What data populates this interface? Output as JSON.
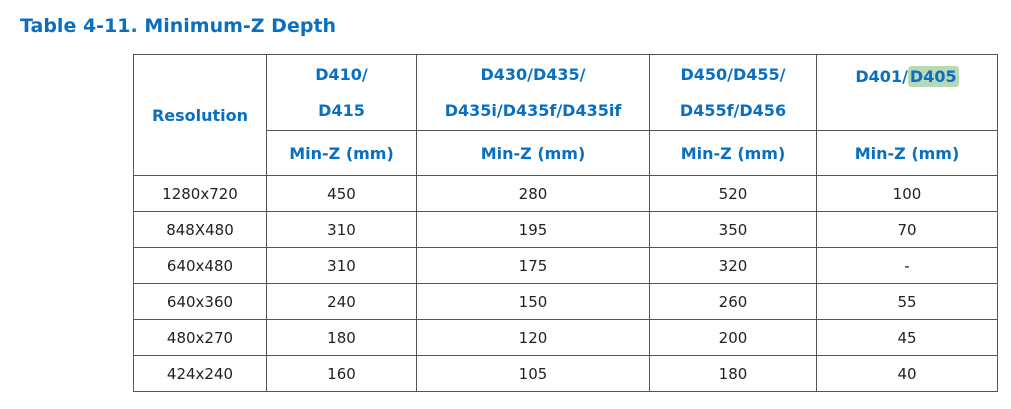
{
  "caption": "Table 4-11. Minimum-Z Depth",
  "table": {
    "resolution_header": "Resolution",
    "model_headers": [
      {
        "line1": "D410/",
        "line2": "D415"
      },
      {
        "line1": "D430/D435/",
        "line2": "D435i/D435f/D435if"
      },
      {
        "line1": "D450/D455/",
        "line2": "D455f/D456"
      },
      {
        "prefix": "D401/",
        "highlight": "D405"
      }
    ],
    "unit_header": "Min-Z (mm)",
    "rows": [
      {
        "resolution": "1280x720",
        "values": [
          "450",
          "280",
          "520",
          "100"
        ]
      },
      {
        "resolution": "848X480",
        "values": [
          "310",
          "195",
          "350",
          "70"
        ]
      },
      {
        "resolution": "640x480",
        "values": [
          "310",
          "175",
          "320",
          "-"
        ]
      },
      {
        "resolution": "640x360",
        "values": [
          "240",
          "150",
          "260",
          "55"
        ]
      },
      {
        "resolution": "480x270",
        "values": [
          "180",
          "120",
          "200",
          "45"
        ]
      },
      {
        "resolution": "424x240",
        "values": [
          "160",
          "105",
          "180",
          "40"
        ]
      }
    ]
  },
  "colors": {
    "heading_blue": "#0b6fc0",
    "highlight": "#b8d8b8",
    "border": "#555555"
  }
}
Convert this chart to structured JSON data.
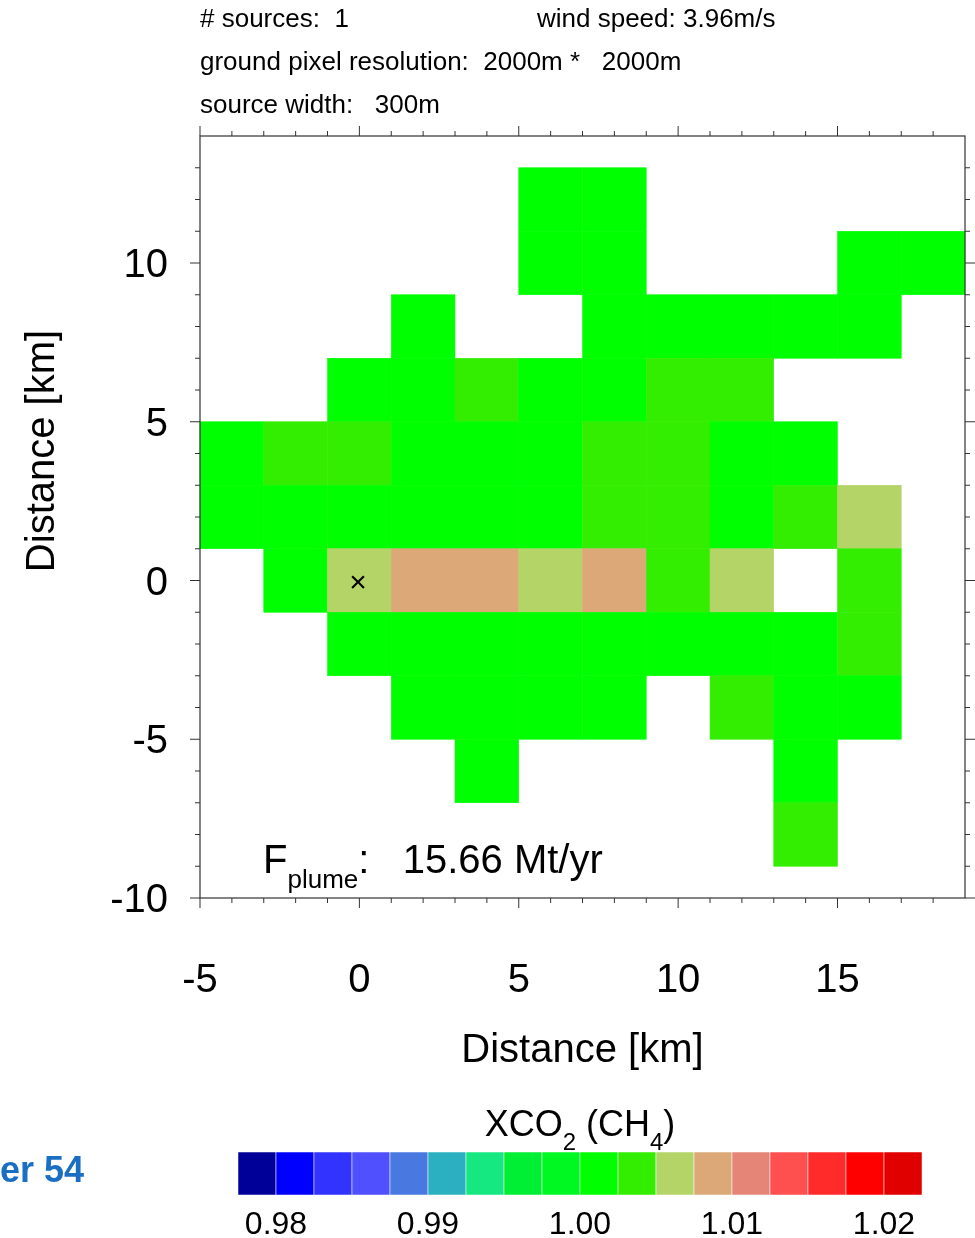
{
  "chart_data": {
    "type": "heatmap",
    "xlabel": "Distance [km]",
    "ylabel": "Distance [km]",
    "clabel": "XCO$_{2}$ (CH$_{4}$)",
    "x": [
      -4,
      -2,
      0,
      2,
      4,
      6,
      8,
      10,
      12,
      14,
      16,
      18
    ],
    "y": [
      12,
      10,
      8,
      6,
      4,
      2,
      0,
      -2,
      -4,
      -6,
      -8
    ],
    "cells": [
      [
        null,
        null,
        null,
        null,
        null,
        1.001,
        1.001,
        null,
        null,
        null,
        null,
        null
      ],
      [
        null,
        null,
        null,
        null,
        null,
        1.001,
        1.001,
        null,
        null,
        null,
        1.001,
        1.001
      ],
      [
        null,
        null,
        null,
        1.001,
        null,
        null,
        1.001,
        1.001,
        1.001,
        1.001,
        1.001,
        null
      ],
      [
        null,
        null,
        1.001,
        1.001,
        1.004,
        1.001,
        1.001,
        1.004,
        1.004,
        null,
        null,
        null
      ],
      [
        1.001,
        1.004,
        1.004,
        1.001,
        1.001,
        1.001,
        1.004,
        1.004,
        1.001,
        1.001,
        null,
        null
      ],
      [
        1.001,
        1.001,
        1.001,
        1.001,
        1.001,
        1.001,
        1.004,
        1.004,
        1.001,
        1.004,
        1.006,
        null
      ],
      [
        null,
        1.001,
        1.006,
        1.009,
        1.009,
        1.006,
        1.009,
        1.004,
        1.006,
        null,
        1.004,
        null
      ],
      [
        null,
        null,
        1.001,
        1.001,
        1.001,
        1.001,
        1.001,
        1.001,
        1.001,
        1.001,
        1.004,
        null
      ],
      [
        null,
        null,
        null,
        1.001,
        1.001,
        1.001,
        1.001,
        null,
        1.004,
        1.001,
        1.001,
        null
      ],
      [
        null,
        null,
        null,
        null,
        1.001,
        null,
        null,
        null,
        null,
        1.001,
        null,
        null
      ],
      [
        null,
        null,
        null,
        null,
        null,
        null,
        null,
        null,
        null,
        1.004,
        null,
        null
      ]
    ],
    "colors": [
      "#000099",
      "#0000ff",
      "#3333ff",
      "#5050ff",
      "#4878e0",
      "#2ab0c0",
      "#15e880",
      "#00ee33",
      "#00f822",
      "#00ff00",
      "#33ee00",
      "#b5d468",
      "#dca878",
      "#e58578",
      "#ff5050",
      "#ff2a2a",
      "#ff0000",
      "#e00000"
    ],
    "clim": [
      0.9775,
      1.0225
    ],
    "cticks": [
      0.98,
      0.99,
      {
        "value": 1,
        "label": "1.00"
      },
      1.01,
      1.02
    ],
    "xlim": [
      -5,
      19
    ],
    "ylim": [
      -10,
      14
    ],
    "xticks": [
      -5,
      {
        "value": -4,
        "label": null
      },
      {
        "value": -3,
        "label": null
      },
      {
        "value": -2,
        "label": null
      },
      {
        "value": -1,
        "label": null
      },
      0,
      {
        "value": 1,
        "label": null
      },
      {
        "value": 2,
        "label": null
      },
      {
        "value": 3,
        "label": null
      },
      {
        "value": 4,
        "label": null
      },
      5,
      {
        "value": 6,
        "label": null
      },
      {
        "value": 7,
        "label": null
      },
      {
        "value": 8,
        "label": null
      },
      {
        "value": 9,
        "label": null
      },
      10,
      {
        "value": 11,
        "label": null
      },
      {
        "value": 12,
        "label": null
      },
      {
        "value": 13,
        "label": null
      },
      {
        "value": 14,
        "label": null
      },
      15,
      {
        "value": 16,
        "label": null
      },
      {
        "value": 17,
        "label": null
      },
      {
        "value": 18,
        "label": null
      }
    ],
    "yticks": [
      -10,
      {
        "value": -9,
        "label": null
      },
      {
        "value": -8,
        "label": null
      },
      {
        "value": -7,
        "label": null
      },
      {
        "value": -6,
        "label": null
      },
      -5,
      {
        "value": -4,
        "label": null
      },
      {
        "value": -3,
        "label": null
      },
      {
        "value": -2,
        "label": null
      },
      {
        "value": -1,
        "label": null
      },
      0,
      {
        "value": 1,
        "label": null
      },
      {
        "value": 2,
        "label": null
      },
      {
        "value": 3,
        "label": null
      },
      {
        "value": 4,
        "label": null
      },
      5,
      {
        "value": 6,
        "label": null
      },
      {
        "value": 7,
        "label": null
      },
      {
        "value": 8,
        "label": null
      },
      {
        "value": 9,
        "label": null
      },
      10,
      {
        "value": 11,
        "label": null
      },
      {
        "value": 12,
        "label": null
      },
      {
        "value": 13,
        "label": null
      }
    ],
    "grid": false,
    "annotations": [
      "# sources:  1",
      "wind speed: 3.96m/s",
      "ground pixel resolution:  2000m *   2000m",
      "source width:   300m",
      "F$_{plume}$:   15.66 Mt/yr",
      "er 54",
      "×"
    ]
  }
}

+--

• Exercise task: Report how many lines in the records hold the word "Distance", giving the number and nothing else.

• Task output: 2